* Prompt
Each line in the entries below that holds the string "学校师德师风建设优秀工作案例" is to be listed.

* Data supplied
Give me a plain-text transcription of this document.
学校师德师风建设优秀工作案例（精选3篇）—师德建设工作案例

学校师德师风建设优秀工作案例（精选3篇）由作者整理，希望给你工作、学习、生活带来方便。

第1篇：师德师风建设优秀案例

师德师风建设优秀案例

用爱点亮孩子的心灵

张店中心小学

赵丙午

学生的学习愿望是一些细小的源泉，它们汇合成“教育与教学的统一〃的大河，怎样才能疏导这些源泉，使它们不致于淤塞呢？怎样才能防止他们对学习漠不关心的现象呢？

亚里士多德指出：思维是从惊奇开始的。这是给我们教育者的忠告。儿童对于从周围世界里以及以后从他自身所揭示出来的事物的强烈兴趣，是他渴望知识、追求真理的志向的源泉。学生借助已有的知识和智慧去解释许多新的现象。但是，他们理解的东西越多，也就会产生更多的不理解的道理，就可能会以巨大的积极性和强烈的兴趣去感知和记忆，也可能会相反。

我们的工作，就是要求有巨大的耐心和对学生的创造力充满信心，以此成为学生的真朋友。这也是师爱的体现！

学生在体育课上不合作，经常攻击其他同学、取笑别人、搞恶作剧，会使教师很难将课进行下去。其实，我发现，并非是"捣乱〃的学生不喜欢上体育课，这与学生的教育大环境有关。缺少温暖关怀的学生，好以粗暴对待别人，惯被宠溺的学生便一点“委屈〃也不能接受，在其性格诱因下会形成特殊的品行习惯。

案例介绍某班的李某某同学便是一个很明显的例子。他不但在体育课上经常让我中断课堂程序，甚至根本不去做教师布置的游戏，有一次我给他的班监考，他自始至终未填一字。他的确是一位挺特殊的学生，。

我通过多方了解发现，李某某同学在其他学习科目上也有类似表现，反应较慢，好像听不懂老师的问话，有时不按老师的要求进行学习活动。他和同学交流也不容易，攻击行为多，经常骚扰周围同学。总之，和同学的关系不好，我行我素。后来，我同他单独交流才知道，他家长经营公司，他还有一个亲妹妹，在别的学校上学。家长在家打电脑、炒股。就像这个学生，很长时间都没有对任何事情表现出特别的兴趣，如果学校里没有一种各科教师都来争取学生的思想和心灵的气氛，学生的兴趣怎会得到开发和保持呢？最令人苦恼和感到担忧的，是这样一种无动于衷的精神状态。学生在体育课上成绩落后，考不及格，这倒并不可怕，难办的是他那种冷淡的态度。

* Answer to this exercise
学校师德师风建设优秀工作案例（精选3篇）—师德建设工作案例
学校师德师风建设优秀工作案例（精选3篇）由作者整理，希望给你工作、学习、生活带来方便。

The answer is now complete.